(Stored records)
* Begin *

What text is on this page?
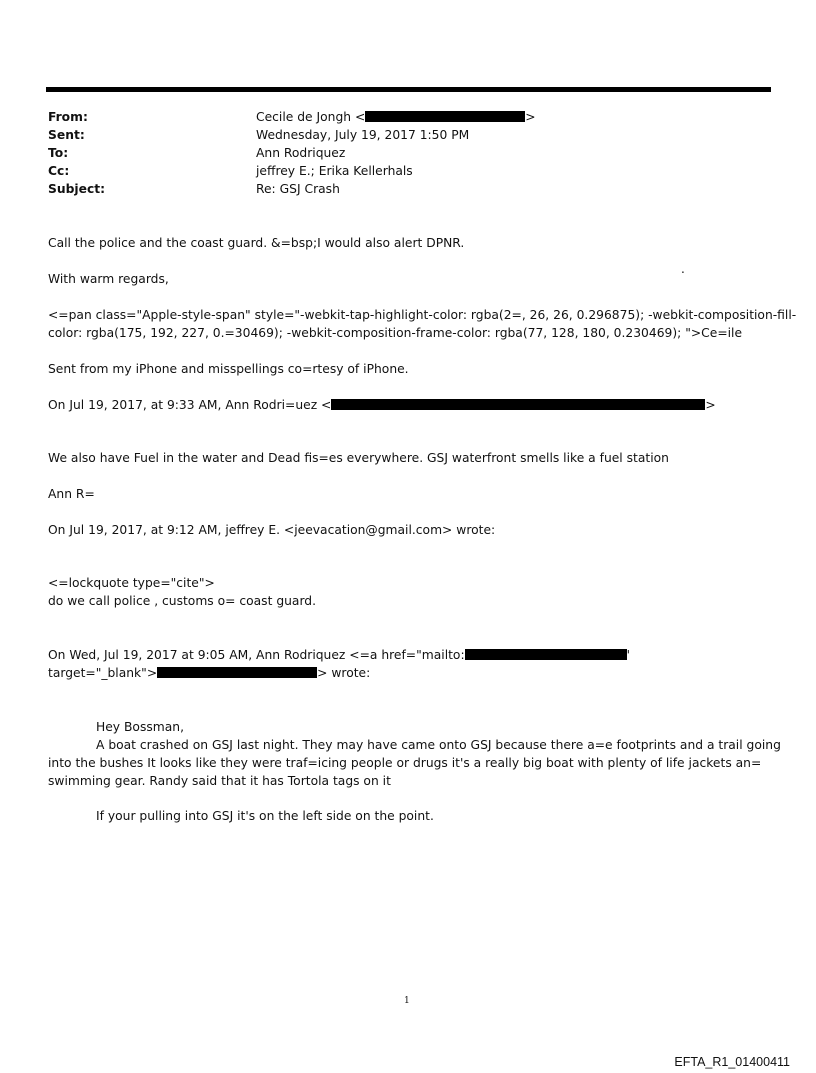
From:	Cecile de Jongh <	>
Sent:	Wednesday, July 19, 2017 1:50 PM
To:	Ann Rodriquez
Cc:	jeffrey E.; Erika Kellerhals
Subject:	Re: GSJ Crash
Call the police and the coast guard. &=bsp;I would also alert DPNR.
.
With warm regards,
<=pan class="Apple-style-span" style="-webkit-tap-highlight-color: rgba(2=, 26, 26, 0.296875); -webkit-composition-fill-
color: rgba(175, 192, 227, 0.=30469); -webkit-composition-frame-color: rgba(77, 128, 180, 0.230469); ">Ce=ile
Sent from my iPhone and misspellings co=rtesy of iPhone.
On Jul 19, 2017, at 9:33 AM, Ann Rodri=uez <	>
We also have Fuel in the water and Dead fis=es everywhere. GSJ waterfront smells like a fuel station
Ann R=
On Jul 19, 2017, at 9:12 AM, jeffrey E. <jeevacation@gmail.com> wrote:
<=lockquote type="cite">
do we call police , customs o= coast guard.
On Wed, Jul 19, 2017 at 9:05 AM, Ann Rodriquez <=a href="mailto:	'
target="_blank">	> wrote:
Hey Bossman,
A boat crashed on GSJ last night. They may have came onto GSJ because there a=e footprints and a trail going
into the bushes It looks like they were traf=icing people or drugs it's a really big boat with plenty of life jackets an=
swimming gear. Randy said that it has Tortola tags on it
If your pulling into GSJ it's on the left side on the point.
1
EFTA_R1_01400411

* End *

REQUEST =>
List the lines that contain the word "police".

TASK RESPONSE =>
Call the police and the coast guard. &=bsp;I would also alert DPNR.
do we call police , customs o= coast guard.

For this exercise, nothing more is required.